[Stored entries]

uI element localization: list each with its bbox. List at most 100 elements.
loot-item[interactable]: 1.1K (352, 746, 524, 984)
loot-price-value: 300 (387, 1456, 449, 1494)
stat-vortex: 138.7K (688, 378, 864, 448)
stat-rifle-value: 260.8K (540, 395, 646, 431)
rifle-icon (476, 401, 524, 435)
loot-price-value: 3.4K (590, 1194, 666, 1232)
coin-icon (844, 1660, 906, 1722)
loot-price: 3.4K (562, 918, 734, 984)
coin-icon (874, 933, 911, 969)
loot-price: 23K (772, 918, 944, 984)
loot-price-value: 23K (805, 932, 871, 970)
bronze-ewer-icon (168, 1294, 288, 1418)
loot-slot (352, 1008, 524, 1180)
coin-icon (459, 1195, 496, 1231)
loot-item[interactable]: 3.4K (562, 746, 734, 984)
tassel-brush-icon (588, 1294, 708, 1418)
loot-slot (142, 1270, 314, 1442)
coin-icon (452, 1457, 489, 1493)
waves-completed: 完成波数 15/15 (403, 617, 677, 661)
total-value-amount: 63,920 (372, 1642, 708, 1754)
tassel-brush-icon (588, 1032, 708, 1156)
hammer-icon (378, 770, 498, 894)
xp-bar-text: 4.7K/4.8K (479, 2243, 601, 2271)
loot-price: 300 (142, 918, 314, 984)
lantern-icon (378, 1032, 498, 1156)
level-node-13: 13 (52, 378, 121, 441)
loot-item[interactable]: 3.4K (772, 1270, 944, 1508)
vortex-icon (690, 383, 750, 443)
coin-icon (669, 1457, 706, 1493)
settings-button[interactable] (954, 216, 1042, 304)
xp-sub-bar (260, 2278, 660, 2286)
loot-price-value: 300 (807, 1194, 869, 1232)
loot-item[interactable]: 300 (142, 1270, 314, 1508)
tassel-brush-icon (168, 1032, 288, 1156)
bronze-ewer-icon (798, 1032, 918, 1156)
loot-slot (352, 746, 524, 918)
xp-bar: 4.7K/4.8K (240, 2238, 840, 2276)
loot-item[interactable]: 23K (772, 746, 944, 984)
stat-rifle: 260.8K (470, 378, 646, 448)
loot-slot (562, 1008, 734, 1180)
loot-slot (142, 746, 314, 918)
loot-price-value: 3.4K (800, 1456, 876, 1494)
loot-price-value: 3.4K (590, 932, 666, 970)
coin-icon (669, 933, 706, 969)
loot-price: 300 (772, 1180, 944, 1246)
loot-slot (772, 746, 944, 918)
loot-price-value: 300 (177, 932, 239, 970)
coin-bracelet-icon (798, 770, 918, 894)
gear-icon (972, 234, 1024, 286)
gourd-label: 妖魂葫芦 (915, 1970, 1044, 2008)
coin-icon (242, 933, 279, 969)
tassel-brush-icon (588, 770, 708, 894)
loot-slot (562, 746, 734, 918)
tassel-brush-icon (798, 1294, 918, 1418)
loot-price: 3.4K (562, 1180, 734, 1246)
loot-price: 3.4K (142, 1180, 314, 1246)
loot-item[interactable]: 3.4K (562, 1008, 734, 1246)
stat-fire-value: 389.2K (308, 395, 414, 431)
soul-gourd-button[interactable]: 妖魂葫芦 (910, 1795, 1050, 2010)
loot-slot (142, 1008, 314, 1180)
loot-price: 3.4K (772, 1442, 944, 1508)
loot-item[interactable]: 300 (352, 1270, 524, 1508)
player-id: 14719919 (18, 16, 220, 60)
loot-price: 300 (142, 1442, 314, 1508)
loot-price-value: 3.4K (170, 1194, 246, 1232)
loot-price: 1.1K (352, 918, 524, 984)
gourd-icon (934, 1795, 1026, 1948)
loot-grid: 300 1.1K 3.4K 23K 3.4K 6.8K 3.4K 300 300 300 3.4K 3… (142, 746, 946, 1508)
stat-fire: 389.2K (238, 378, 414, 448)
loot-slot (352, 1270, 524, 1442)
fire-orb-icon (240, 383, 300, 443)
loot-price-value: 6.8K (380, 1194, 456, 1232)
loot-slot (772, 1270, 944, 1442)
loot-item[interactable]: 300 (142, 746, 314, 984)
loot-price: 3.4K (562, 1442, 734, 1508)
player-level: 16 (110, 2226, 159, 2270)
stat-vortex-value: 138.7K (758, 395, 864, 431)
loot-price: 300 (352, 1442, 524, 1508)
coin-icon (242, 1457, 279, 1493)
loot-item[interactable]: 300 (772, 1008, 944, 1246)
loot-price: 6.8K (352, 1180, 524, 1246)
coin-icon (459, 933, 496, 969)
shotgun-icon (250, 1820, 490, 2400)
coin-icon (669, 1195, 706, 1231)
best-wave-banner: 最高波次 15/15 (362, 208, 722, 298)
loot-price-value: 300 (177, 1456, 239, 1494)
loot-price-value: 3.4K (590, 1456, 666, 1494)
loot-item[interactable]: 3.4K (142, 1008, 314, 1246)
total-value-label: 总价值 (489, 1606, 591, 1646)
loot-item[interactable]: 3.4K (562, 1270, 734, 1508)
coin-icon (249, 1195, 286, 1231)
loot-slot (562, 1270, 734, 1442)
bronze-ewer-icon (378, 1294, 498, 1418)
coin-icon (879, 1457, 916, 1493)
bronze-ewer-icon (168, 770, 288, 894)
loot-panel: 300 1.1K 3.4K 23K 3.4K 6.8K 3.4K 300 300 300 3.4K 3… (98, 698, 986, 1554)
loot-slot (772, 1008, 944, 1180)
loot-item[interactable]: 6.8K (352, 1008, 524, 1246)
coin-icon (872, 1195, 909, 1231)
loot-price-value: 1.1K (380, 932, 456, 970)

◆ **EXERCISE PROMPT**
Could you reproduce all the entries above, substituting "gold-icon" for every occurrence of "coin-icon" and leaving everything else unchanged?

◆ **THE ANSWER**
uI element localization: list each with its bbox. List at most 100 elements.
loot-item[interactable]: 1.1K (352, 746, 524, 984)
loot-price-value: 300 (387, 1456, 449, 1494)
stat-vortex: 138.7K (688, 378, 864, 448)
stat-rifle-value: 260.8K (540, 395, 646, 431)
rifle-icon (476, 401, 524, 435)
loot-price-value: 3.4K (590, 1194, 666, 1232)
gold-icon (844, 1660, 906, 1722)
loot-price: 3.4K (562, 918, 734, 984)
gold-icon (874, 933, 911, 969)
loot-price: 23K (772, 918, 944, 984)
loot-price-value: 23K (805, 932, 871, 970)
bronze-ewer-icon (168, 1294, 288, 1418)
loot-slot (352, 1008, 524, 1180)
gold-icon (459, 1195, 496, 1231)
loot-item[interactable]: 3.4K (562, 746, 734, 984)
tassel-brush-icon (588, 1294, 708, 1418)
loot-slot (142, 1270, 314, 1442)
gold-icon (452, 1457, 489, 1493)
waves-completed: 完成波数 15/15 (403, 617, 677, 661)
total-value-amount: 63,920 (372, 1642, 708, 1754)
tassel-brush-icon (588, 1032, 708, 1156)
hammer-icon (378, 770, 498, 894)
xp-bar-text: 4.7K/4.8K (479, 2243, 601, 2271)
loot-price: 300 (142, 918, 314, 984)
lantern-icon (378, 1032, 498, 1156)
level-node-13: 13 (52, 378, 121, 441)
loot-item[interactable]: 3.4K (772, 1270, 944, 1508)
vortex-icon (690, 383, 750, 443)
gold-icon (669, 1457, 706, 1493)
settings-button[interactable] (954, 216, 1042, 304)
xp-sub-bar (260, 2278, 660, 2286)
loot-price-value: 300 (807, 1194, 869, 1232)
loot-item[interactable]: 300 (142, 1270, 314, 1508)
tassel-brush-icon (168, 1032, 288, 1156)
bronze-ewer-icon (798, 1032, 918, 1156)
loot-slot (352, 746, 524, 918)
xp-bar: 4.7K/4.8K (240, 2238, 840, 2276)
loot-item[interactable]: 23K (772, 746, 944, 984)
stat-rifle: 260.8K (470, 378, 646, 448)
loot-slot (562, 1008, 734, 1180)
loot-slot (142, 746, 314, 918)
loot-price-value: 3.4K (800, 1456, 876, 1494)
loot-price-value: 3.4K (590, 932, 666, 970)
gold-icon (669, 933, 706, 969)
loot-price: 300 (772, 1180, 944, 1246)
loot-slot (772, 746, 944, 918)
loot-price-value: 300 (177, 932, 239, 970)
coin-bracelet-icon (798, 770, 918, 894)
gear-icon (972, 234, 1024, 286)
gourd-label: 妖魂葫芦 (915, 1970, 1044, 2008)
gold-icon (242, 933, 279, 969)
tassel-brush-icon (588, 770, 708, 894)
loot-slot (562, 746, 734, 918)
tassel-brush-icon (798, 1294, 918, 1418)
loot-price: 3.4K (562, 1180, 734, 1246)
loot-price: 3.4K (142, 1180, 314, 1246)
loot-item[interactable]: 3.4K (562, 1008, 734, 1246)
stat-fire-value: 389.2K (308, 395, 414, 431)
soul-gourd-button[interactable]: 妖魂葫芦 (910, 1795, 1050, 2010)
loot-slot (142, 1008, 314, 1180)
loot-price: 3.4K (772, 1442, 944, 1508)
loot-item[interactable]: 300 (352, 1270, 524, 1508)
player-id: 14719919 (18, 16, 220, 60)
loot-price: 300 (142, 1442, 314, 1508)
loot-price-value: 3.4K (170, 1194, 246, 1232)
loot-price: 1.1K (352, 918, 524, 984)
gourd-icon (934, 1795, 1026, 1948)
loot-grid: 300 1.1K 3.4K 23K 3.4K 6.8K 3.4K 300 300 300 3.4K 3… (142, 746, 946, 1508)
stat-fire: 389.2K (238, 378, 414, 448)
loot-slot (352, 1270, 524, 1442)
fire-orb-icon (240, 383, 300, 443)
loot-price-value: 6.8K (380, 1194, 456, 1232)
loot-slot (772, 1270, 944, 1442)
loot-item[interactable]: 300 (142, 746, 314, 984)
loot-price: 3.4K (562, 1442, 734, 1508)
player-level: 16 (110, 2226, 159, 2270)
stat-vortex-value: 138.7K (758, 395, 864, 431)
loot-price: 300 (352, 1442, 524, 1508)
gold-icon (242, 1457, 279, 1493)
loot-item[interactable]: 300 (772, 1008, 944, 1246)
loot-price: 6.8K (352, 1180, 524, 1246)
gold-icon (459, 933, 496, 969)
shotgun-icon (250, 1820, 490, 2400)
gold-icon (669, 1195, 706, 1231)
best-wave-banner: 最高波次 15/15 (362, 208, 722, 298)
loot-price-value: 300 (177, 1456, 239, 1494)
loot-price-value: 3.4K (590, 1456, 666, 1494)
loot-item[interactable]: 3.4K (142, 1008, 314, 1246)
total-value-label: 总价值 (489, 1606, 591, 1646)
loot-item[interactable]: 3.4K (562, 1270, 734, 1508)
gold-icon (249, 1195, 286, 1231)
loot-slot (562, 1270, 734, 1442)
bronze-ewer-icon (378, 1294, 498, 1418)
gold-icon (879, 1457, 916, 1493)
bronze-ewer-icon (168, 770, 288, 894)
loot-panel: 300 1.1K 3.4K 23K 3.4K 6.8K 3.4K 300 300 300 3.4K 3… (98, 698, 986, 1554)
loot-slot (772, 1008, 944, 1180)
loot-item[interactable]: 6.8K (352, 1008, 524, 1246)
gold-icon (872, 1195, 909, 1231)
loot-price-value: 1.1K (380, 932, 456, 970)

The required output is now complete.